══ LISTED ENTRIES ══

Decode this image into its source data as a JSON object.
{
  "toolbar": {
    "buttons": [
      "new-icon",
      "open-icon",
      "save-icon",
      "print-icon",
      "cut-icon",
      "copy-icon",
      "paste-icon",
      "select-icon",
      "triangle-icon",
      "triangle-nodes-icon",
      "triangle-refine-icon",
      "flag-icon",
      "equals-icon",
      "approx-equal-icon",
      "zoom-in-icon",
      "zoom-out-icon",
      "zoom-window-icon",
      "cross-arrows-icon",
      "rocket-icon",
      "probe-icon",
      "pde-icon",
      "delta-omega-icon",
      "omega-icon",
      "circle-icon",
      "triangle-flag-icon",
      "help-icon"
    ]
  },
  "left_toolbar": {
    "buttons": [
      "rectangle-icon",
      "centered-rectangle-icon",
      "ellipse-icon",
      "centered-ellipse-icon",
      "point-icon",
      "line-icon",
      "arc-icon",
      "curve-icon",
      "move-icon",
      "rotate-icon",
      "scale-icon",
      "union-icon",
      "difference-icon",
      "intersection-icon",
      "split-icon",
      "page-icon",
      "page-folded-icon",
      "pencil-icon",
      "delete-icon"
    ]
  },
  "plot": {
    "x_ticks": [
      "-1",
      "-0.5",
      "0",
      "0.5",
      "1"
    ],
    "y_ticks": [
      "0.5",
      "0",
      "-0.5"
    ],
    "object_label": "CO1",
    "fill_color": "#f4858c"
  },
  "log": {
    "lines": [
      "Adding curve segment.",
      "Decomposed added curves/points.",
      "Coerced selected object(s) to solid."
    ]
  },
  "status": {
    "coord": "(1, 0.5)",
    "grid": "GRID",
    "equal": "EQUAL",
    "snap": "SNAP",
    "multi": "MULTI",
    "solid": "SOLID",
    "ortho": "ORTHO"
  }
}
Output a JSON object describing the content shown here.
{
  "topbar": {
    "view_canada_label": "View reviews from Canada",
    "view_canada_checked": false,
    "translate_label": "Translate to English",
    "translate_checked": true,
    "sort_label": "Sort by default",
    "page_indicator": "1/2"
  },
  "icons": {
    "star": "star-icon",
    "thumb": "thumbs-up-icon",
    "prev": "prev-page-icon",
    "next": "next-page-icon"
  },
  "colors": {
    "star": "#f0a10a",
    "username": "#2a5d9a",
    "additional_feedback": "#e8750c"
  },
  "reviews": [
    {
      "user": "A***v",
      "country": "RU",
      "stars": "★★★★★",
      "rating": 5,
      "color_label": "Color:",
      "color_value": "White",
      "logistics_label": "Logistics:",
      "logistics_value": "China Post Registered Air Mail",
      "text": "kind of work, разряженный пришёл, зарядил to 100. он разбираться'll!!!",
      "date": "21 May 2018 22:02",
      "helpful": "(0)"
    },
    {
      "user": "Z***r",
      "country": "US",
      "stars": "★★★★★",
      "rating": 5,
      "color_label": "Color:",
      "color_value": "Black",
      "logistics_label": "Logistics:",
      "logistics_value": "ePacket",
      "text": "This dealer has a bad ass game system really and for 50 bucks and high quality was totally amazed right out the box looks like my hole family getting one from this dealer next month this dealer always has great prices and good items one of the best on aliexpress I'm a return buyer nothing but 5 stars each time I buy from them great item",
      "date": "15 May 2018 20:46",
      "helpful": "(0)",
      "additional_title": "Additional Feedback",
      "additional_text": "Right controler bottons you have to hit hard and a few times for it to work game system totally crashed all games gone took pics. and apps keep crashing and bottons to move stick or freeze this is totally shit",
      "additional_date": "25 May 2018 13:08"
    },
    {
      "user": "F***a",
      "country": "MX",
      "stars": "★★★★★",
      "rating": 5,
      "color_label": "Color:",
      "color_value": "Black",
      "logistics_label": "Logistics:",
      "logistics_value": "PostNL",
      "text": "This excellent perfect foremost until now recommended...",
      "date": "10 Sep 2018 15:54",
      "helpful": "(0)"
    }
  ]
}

═══

_EXERCISE REQUIREMENTS_
Retype the entries exactly, including every line.

_RESULT OF THIS TASK_
Decode this image into its source data as a JSON object.
{
  "toolbar": {
    "buttons": [
      "new-icon",
      "open-icon",
      "save-icon",
      "print-icon",
      "cut-icon",
      "copy-icon",
      "paste-icon",
      "select-icon",
      "triangle-icon",
      "triangle-nodes-icon",
      "triangle-refine-icon",
      "flag-icon",
      "equals-icon",
      "approx-equal-icon",
      "zoom-in-icon",
      "zoom-out-icon",
      "zoom-window-icon",
      "cross-arrows-icon",
      "rocket-icon",
      "probe-icon",
      "pde-icon",
      "delta-omega-icon",
      "omega-icon",
      "circle-icon",
      "triangle-flag-icon",
      "help-icon"
    ]
  },
  "left_toolbar": {
    "buttons": [
      "rectangle-icon",
      "centered-rectangle-icon",
      "ellipse-icon",
      "centered-ellipse-icon",
      "point-icon",
      "line-icon",
      "arc-icon",
      "curve-icon",
      "move-icon",
      "rotate-icon",
      "scale-icon",
      "union-icon",
      "difference-icon",
      "intersection-icon",
      "split-icon",
      "page-icon",
      "page-folded-icon",
      "pencil-icon",
      "delete-icon"
    ]
  },
  "plot": {
    "x_ticks": [
      "-1",
      "-0.5",
      "0",
      "0.5",
      "1"
    ],
    "y_ticks": [
      "0.5",
      "0",
      "-0.5"
    ],
    "object_label": "CO1",
    "fill_color": "#f4858c"
  },
  "log": {
    "lines": [
      "Adding curve segment.",
      "Decomposed added curves/points.",
      "Coerced selected object(s) to solid."
    ]
  },
  "status": {
    "coord": "(1, 0.5)",
    "grid": "GRID",
    "equal": "EQUAL",
    "snap": "SNAP",
    "multi": "MULTI",
    "solid": "SOLID",
    "ortho": "ORTHO"
  }
}
Output a JSON object describing the content shown here.
{
  "topbar": {
    "view_canada_label": "View reviews from Canada",
    "view_canada_checked": false,
    "translate_label": "Translate to English",
    "translate_checked": true,
    "sort_label": "Sort by default",
    "page_indicator": "1/2"
  },
  "icons": {
    "star": "star-icon",
    "thumb": "thumbs-up-icon",
    "prev": "prev-page-icon",
    "next": "next-page-icon"
  },
  "colors": {
    "star": "#f0a10a",
    "username": "#2a5d9a",
    "additional_feedback": "#e8750c"
  },
  "reviews": [
    {
      "user": "A***v",
      "country": "RU",
      "stars": "★★★★★",
      "rating": 5,
      "color_label": "Color:",
      "color_value": "White",
      "logistics_label": "Logistics:",
      "logistics_value": "China Post Registered Air Mail",
      "text": "kind of work, разряженный пришёл, зарядил to 100. он разбираться'll!!!",
      "date": "21 May 2018 22:02",
      "helpful": "(0)"
    },
    {
      "user": "Z***r",
      "country": "US",
      "stars": "★★★★★",
      "rating": 5,
      "color_label": "Color:",
      "color_value": "Black",
      "logistics_label": "Logistics:",
      "logistics_value": "ePacket",
      "text": "This dealer has a bad ass game system really and for 50 bucks and high quality was totally amazed right out the box looks like my hole family getting one from this dealer next month this dealer always has great prices and good items one of the best on aliexpress I'm a return buyer nothing but 5 stars each time I buy from them great item",
      "date": "15 May 2018 20:46",
      "helpful": "(0)",
      "additional_title": "Additional Feedback",
      "additional_text": "Right controler bottons you have to hit hard and a few times for it to work game system totally crashed all games gone took pics. and apps keep crashing and bottons to move stick or freeze this is totally shit",
      "additional_date": "25 May 2018 13:08"
    },
    {
      "user": "F***a",
      "country": "MX",
      "stars": "★★★★★",
      "rating": 5,
      "color_label": "Color:",
      "color_value": "Black",
      "logistics_label": "Logistics:",
      "logistics_value": "PostNL",
      "text": "This excellent perfect foremost until now recommended...",
      "date": "10 Sep 2018 15:54",
      "helpful": "(0)"
    }
  ]
}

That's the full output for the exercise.